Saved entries
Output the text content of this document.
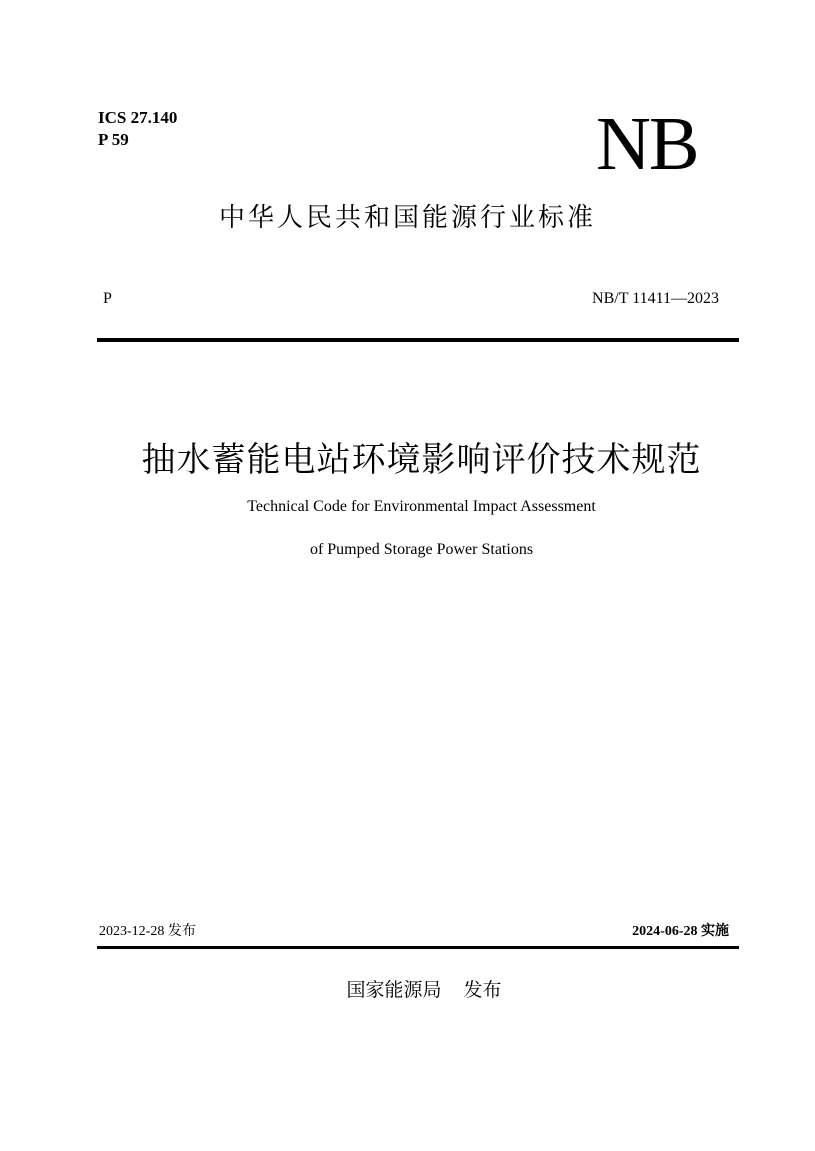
ICS 27.140
P 59	NB
中华人民共和国能源行业标准
P	NB/T 11411—2023
抽水蓄能电站环境影响评价技术规范
Technical Code for Environmental Impact Assessment
of Pumped Storage Power Stations
2023-12-28 发布	2024-06-28 实施
国家能源局 发布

TASK INSTRUCTIONS: Restate the listing above word for word, and skip the pictures.

OUTPUT OF THE TASK:
Output the text content of this document.
ICS 27.140
P 59	NB
中华人民共和国能源行业标准
P	NB/T 11411—2023
抽水蓄能电站环境影响评价技术规范
Technical Code for Environmental Impact Assessment
of Pumped Storage Power Stations
2023-12-28 发布	2024-06-28 实施
国家能源局 发布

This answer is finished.